Exercise prompt
Your task is to copy every line of the entries that contains "label".

-- Record excerpts start --

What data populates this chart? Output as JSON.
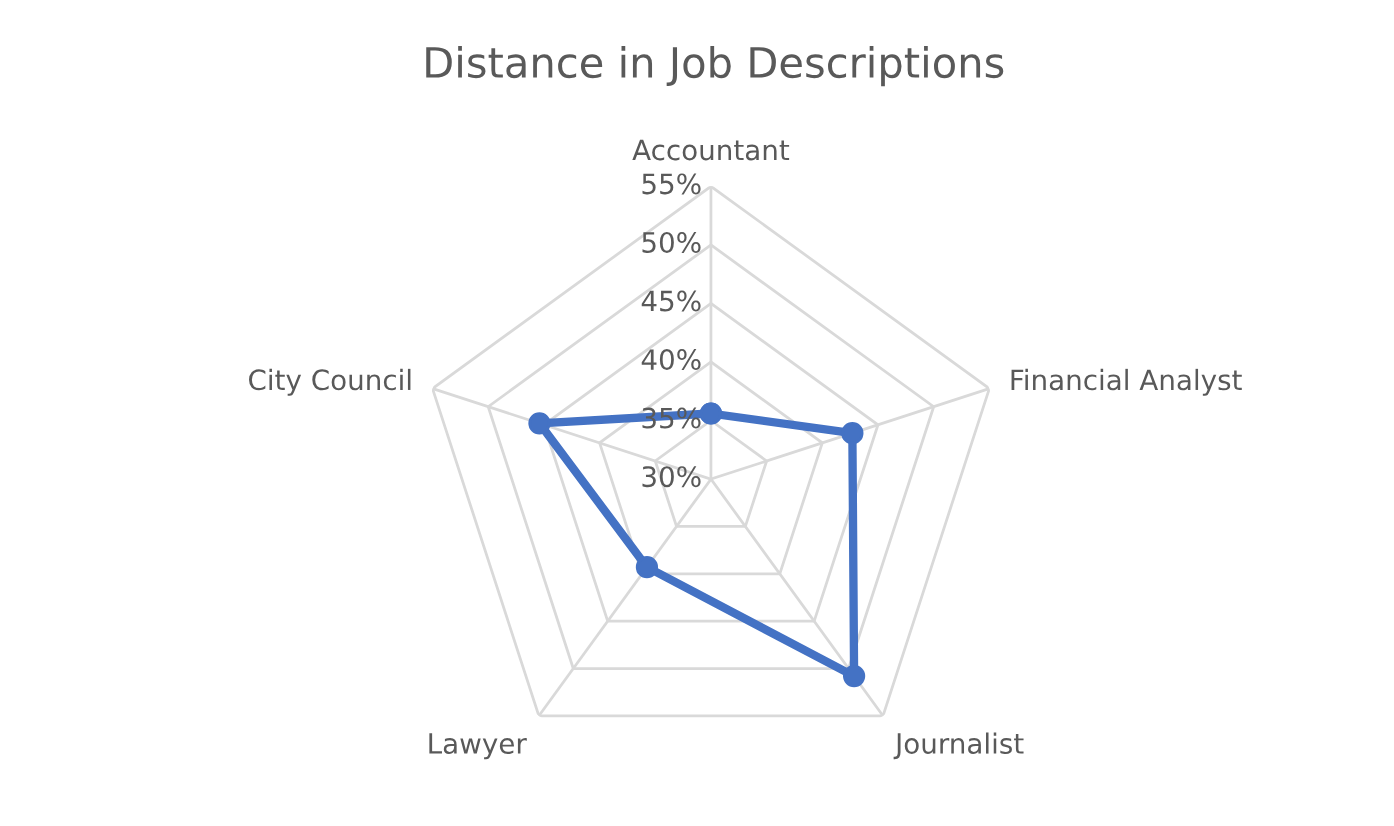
{
  "chart_data": {
    "type": "radar",
    "title": "Distance in Job Descriptions",
    "categories": [
      "Accountant",
      "Financial Analyst",
      "Journalist",
      "Lawyer",
      "City Council"
    ],
    "series": [
      {
        "color": "#4472c4",
        "values": [
          35.6,
          42.7,
          50.8,
          39.3,
          45.4
        ]
      }
    ],
    "ylim": [
      30,
      55
    ],
    "yticks": [
      {
        "value": 30,
        "label": "30%"
      },
      {
        "value": 35,
        "label": "35%"
      },
      {
        "value": 40,
        "label": "40%"
      },
      {
        "value": 45,
        "label": "45%"
      },
      {
        "value": 50,
        "label": "50%"
      },
      {
        "value": 55,
        "label": "55%"
      }
    ],
    "grid": true,
    "marker": "circle",
    "line_style": "solid",
    "legend": false
  }
}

-- Record excerpts end --

Exercise result
        "label": "30%"
        "label": "35%"
        "label": "40%"
        "label": "45%"
        "label": "50%"
        "label": "55%"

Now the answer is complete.